What this task involves: Single out the lines that include the word "text". Copy them.
☆ ☆ ☆ ☆
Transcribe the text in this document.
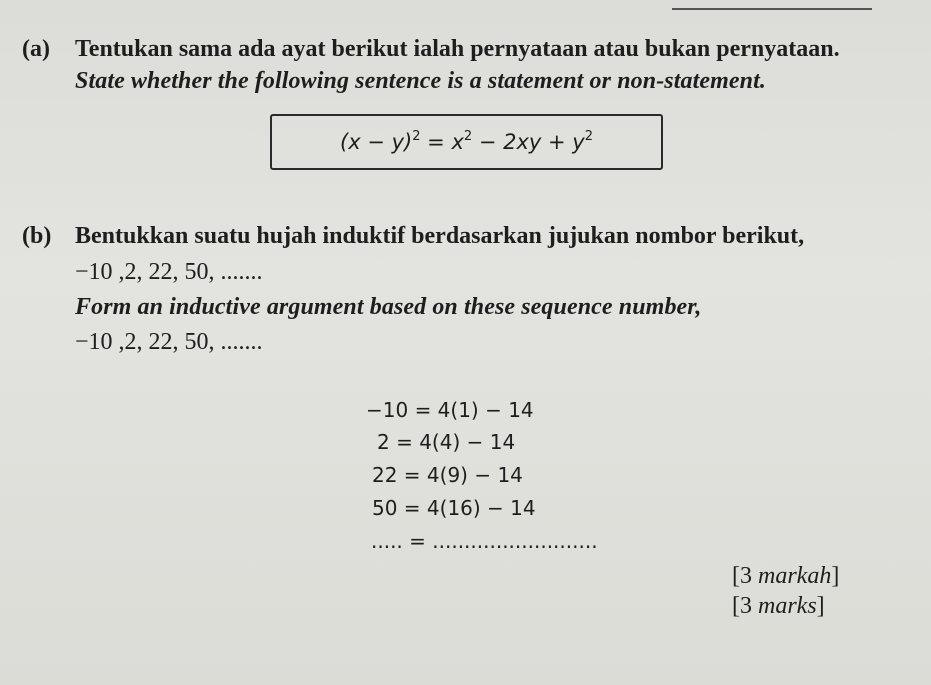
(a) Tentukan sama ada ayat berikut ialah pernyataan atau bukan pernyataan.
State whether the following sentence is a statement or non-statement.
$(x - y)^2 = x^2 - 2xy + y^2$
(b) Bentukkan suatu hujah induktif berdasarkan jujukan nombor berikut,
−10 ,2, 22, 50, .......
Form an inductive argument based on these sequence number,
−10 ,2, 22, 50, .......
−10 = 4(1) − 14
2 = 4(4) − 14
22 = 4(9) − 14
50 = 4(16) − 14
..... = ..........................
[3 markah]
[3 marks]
☆ ☆ ☆ ☆
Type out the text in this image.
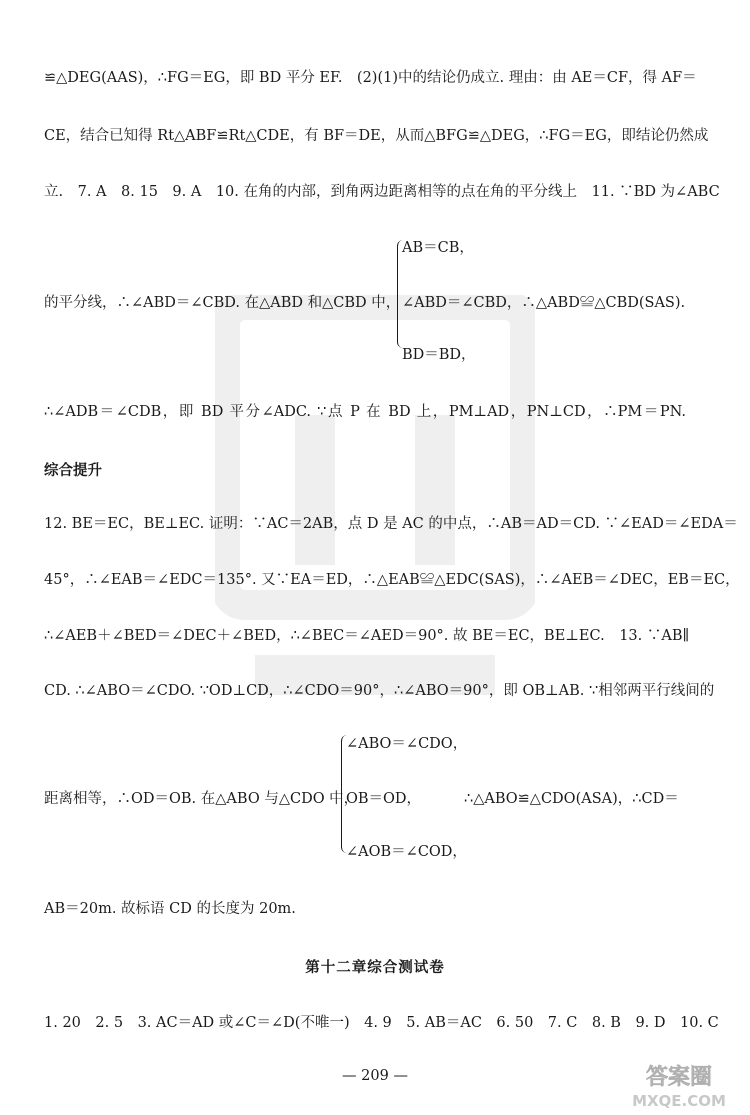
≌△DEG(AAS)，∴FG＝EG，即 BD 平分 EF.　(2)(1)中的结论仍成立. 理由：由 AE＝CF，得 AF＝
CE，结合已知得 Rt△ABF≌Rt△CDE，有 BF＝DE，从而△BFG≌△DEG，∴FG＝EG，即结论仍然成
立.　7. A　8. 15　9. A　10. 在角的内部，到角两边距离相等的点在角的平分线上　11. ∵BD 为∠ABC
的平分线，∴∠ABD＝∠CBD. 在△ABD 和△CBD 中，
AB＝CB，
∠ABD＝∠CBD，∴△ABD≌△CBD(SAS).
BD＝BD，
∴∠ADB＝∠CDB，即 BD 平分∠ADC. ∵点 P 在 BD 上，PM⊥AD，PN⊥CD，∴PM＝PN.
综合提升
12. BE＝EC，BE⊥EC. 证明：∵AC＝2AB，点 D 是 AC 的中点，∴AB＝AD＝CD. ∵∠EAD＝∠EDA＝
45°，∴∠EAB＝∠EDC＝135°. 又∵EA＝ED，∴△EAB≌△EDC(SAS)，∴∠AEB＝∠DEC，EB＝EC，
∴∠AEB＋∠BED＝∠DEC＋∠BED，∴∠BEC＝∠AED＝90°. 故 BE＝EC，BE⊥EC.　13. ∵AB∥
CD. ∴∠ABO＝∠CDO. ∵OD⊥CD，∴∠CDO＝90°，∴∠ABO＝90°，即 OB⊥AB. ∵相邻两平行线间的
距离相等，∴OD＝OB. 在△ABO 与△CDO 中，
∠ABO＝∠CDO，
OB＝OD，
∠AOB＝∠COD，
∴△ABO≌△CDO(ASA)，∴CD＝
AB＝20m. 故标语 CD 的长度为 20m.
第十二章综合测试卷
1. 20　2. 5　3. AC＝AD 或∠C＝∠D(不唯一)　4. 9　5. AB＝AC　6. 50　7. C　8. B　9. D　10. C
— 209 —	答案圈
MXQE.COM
☆ ☆ ☆ ☆
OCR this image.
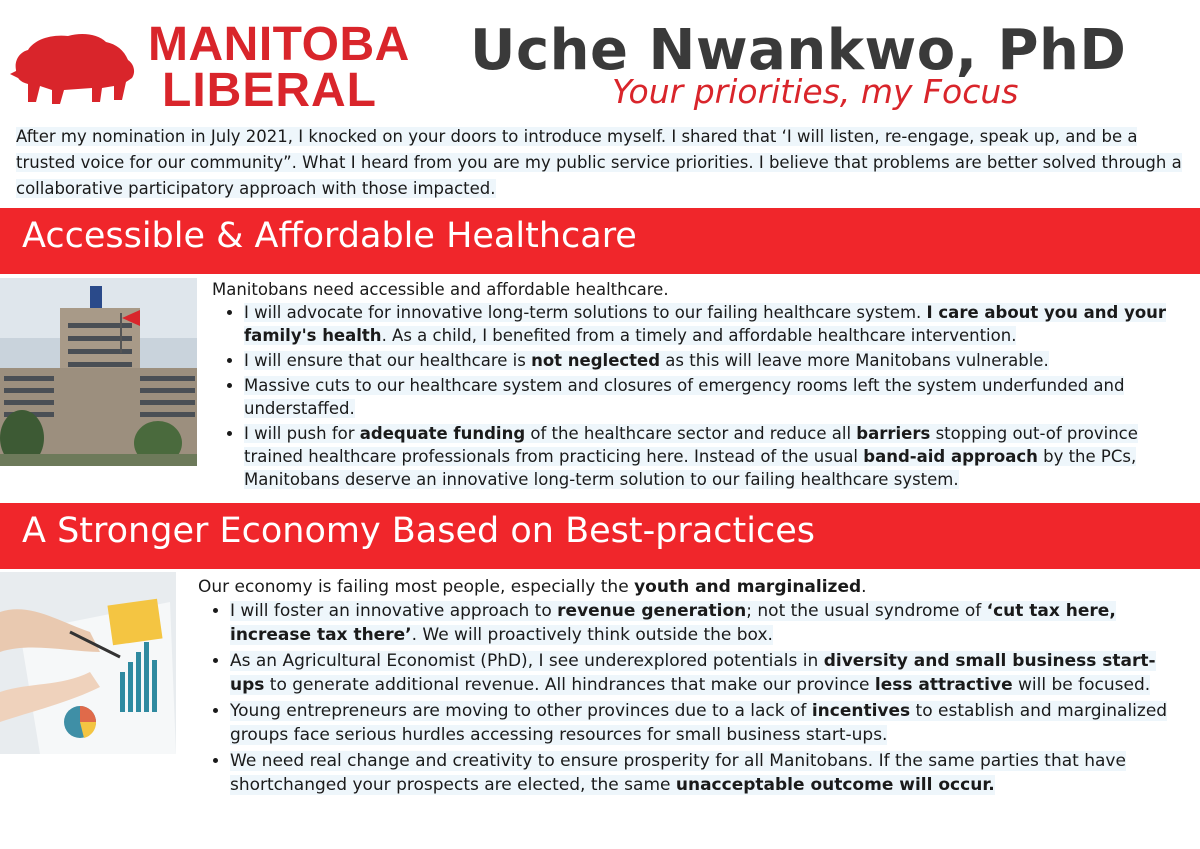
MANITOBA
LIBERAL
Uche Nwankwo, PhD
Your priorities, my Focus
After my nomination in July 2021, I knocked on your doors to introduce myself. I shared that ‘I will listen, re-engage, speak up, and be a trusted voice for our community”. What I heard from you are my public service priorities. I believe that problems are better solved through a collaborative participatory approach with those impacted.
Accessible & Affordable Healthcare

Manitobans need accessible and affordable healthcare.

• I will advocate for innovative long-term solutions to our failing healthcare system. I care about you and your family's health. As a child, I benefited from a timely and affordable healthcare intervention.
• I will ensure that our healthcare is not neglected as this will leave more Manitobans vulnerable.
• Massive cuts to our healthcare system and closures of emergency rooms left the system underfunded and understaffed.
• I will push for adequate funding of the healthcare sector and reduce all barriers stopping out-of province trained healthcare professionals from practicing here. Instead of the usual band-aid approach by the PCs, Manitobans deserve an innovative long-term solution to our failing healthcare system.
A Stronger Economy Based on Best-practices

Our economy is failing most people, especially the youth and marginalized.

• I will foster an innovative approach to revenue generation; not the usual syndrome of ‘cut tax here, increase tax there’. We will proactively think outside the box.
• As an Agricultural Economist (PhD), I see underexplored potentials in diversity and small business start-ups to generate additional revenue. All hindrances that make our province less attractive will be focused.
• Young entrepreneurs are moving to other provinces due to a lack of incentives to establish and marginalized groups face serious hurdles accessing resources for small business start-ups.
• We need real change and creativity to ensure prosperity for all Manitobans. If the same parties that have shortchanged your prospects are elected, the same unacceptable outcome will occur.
☆ ☆ ☆ ☆
Response to this exercise:
Transcribe the text in this document.
Type out the text in this image.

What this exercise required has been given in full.